Stated exercise:
Go through the entries below and pick out every line with "modelos".

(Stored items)
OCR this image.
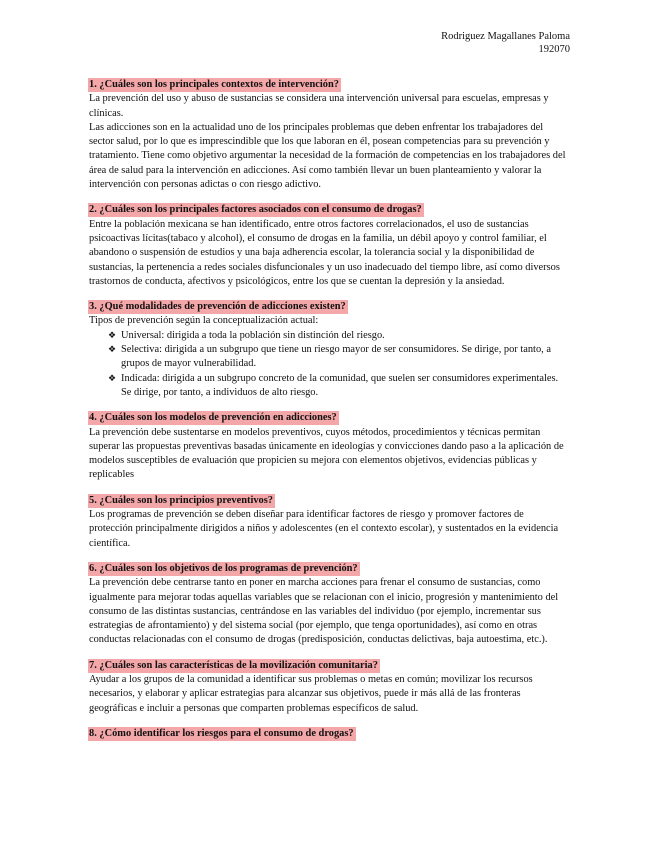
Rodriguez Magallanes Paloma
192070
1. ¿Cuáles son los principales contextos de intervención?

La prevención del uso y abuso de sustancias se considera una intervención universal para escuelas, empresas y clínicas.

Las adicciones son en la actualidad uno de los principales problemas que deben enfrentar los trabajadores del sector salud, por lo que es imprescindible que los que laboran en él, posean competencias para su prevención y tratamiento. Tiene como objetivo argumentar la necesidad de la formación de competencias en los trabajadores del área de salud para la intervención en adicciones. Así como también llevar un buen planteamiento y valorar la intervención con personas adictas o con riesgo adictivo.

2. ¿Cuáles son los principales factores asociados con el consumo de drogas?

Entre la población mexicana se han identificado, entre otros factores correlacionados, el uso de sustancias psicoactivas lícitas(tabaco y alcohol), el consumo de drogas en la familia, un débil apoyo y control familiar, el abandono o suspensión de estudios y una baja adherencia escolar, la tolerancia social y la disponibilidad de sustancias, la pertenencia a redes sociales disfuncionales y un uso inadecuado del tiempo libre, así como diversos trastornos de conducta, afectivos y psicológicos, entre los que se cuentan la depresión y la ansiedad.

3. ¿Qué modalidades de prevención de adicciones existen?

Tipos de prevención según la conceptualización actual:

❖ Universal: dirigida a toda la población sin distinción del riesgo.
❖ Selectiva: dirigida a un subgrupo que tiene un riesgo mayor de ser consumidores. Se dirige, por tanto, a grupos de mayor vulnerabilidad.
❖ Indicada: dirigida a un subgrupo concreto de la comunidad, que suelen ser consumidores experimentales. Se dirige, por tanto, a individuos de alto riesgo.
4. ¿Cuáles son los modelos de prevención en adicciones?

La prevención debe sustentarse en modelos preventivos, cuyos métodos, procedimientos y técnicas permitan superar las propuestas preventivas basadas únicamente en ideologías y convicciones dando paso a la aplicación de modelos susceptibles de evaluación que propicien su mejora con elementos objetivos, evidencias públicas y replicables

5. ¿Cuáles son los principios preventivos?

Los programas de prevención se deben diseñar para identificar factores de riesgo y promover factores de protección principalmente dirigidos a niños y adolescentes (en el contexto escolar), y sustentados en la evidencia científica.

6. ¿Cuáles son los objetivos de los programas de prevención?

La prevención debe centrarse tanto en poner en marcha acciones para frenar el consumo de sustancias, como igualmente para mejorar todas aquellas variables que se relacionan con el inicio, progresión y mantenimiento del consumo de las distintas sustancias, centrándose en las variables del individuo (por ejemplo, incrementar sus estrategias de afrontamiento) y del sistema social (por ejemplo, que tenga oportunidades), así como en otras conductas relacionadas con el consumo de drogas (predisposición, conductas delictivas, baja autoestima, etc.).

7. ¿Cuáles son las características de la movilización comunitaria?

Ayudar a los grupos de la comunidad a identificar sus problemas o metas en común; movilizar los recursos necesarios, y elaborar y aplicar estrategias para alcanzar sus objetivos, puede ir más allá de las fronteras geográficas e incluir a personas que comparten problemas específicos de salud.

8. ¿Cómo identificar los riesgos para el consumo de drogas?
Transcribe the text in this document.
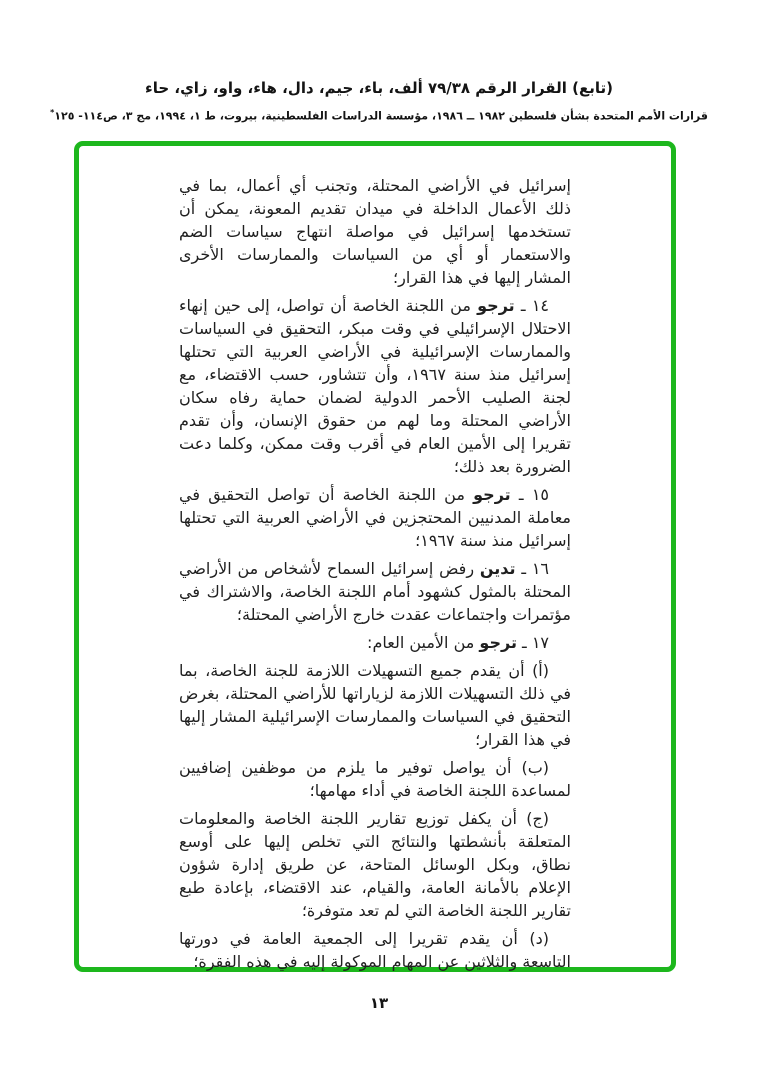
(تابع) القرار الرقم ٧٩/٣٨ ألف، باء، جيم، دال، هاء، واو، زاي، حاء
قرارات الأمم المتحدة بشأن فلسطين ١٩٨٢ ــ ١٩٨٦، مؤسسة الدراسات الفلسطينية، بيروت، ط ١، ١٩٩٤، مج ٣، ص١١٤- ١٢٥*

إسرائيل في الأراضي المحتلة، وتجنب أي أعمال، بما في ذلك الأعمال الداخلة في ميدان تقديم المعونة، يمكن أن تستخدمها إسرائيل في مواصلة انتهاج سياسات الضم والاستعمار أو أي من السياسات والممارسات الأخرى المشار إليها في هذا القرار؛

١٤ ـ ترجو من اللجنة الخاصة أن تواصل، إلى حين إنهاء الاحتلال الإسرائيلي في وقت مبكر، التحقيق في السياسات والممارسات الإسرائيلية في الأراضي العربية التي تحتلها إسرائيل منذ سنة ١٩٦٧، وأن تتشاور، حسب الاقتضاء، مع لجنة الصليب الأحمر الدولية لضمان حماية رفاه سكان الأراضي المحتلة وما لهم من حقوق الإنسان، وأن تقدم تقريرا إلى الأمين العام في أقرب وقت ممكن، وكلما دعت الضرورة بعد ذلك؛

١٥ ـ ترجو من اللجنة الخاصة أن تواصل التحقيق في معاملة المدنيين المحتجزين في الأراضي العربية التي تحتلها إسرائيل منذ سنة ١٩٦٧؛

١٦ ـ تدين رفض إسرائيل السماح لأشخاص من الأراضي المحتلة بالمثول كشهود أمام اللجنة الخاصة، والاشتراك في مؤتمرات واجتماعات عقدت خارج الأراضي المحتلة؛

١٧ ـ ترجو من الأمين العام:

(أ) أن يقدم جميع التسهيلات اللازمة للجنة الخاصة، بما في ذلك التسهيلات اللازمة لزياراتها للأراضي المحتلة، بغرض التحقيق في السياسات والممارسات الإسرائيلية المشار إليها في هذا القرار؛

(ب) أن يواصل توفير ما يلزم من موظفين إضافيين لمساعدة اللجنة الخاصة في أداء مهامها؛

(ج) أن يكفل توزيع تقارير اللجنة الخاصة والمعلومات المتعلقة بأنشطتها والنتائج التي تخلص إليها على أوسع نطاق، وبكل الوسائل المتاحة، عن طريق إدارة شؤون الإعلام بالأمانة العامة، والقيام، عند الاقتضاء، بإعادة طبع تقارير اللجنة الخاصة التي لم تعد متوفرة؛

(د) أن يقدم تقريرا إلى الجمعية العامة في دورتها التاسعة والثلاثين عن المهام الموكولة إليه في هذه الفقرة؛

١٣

Answer for the task:
4. ¿Cuáles son los modelos de prevención en adicciones?
La prevención debe sustentarse en modelos preventivos, cuyos métodos, procedimientos y técnicas permitan superar las propuestas preventivas basadas únicamente en ideologías y convicciones dando paso a la aplicación de modelos susceptibles de evaluación que propicien su mejora con elementos objetivos, evidencias públicas y replicables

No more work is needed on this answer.